Written request
A verbatim copy of the records is required, with all pictures left out.

Task input
[Begin]

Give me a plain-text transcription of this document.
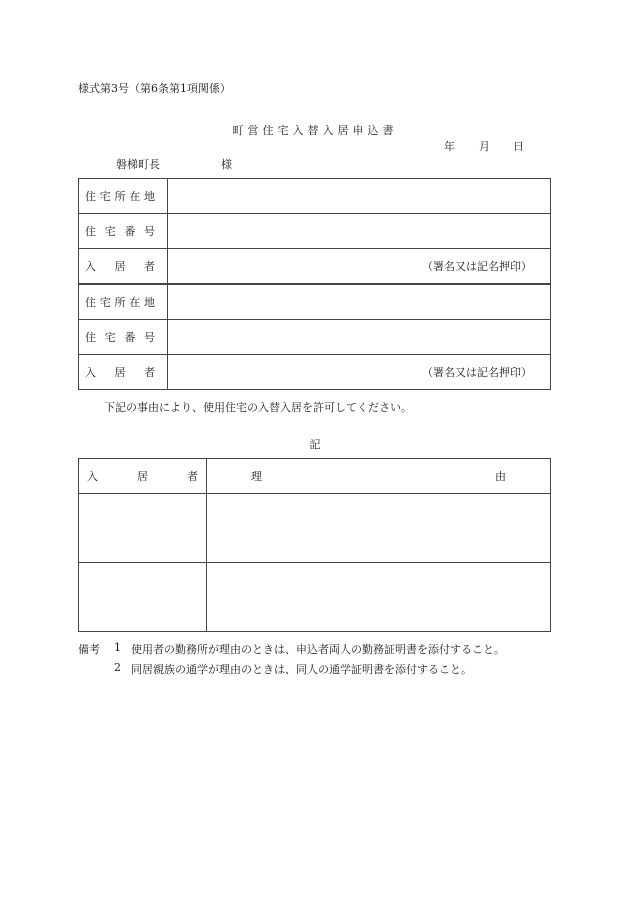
様式第3号（第6条第1項関係）
町営住宅入替入居申込書
年 月 日
磐梯町長	様
住 宅 所 在 地	

住 宅 番 号	

入 居 者	（署名又は記名押印）

住 宅 所 在 地	

住 宅 番 号	

入 居 者	（署名又は記名押印）
下記の事由により、使用住宅の入替入居を許可してください。
記
入 居 者	理 由

備考 1 使用者の勤務所が理由のときは、申込者両人の勤務証明書を添付すること。
2 同居親族の通学が理由のときは、同人の通学証明書を添付すること。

[End]

Exercise output
Give me a plain-text transcription of this document.
様式第3号（第6条第1項関係）
町営住宅入替入居申込書
年 月 日
磐梯町長	様
住 宅 所 在 地	

住 宅 番 号	

入 居 者	（署名又は記名押印）

住 宅 所 在 地	

住 宅 番 号	

入 居 者	（署名又は記名押印）
下記の事由により、使用住宅の入替入居を許可してください。
記
入 居 者	理 由

備考 1 使用者の勤務所が理由のときは、申込者両人の勤務証明書を添付すること。
2 同居親族の通学が理由のときは、同人の通学証明書を添付すること。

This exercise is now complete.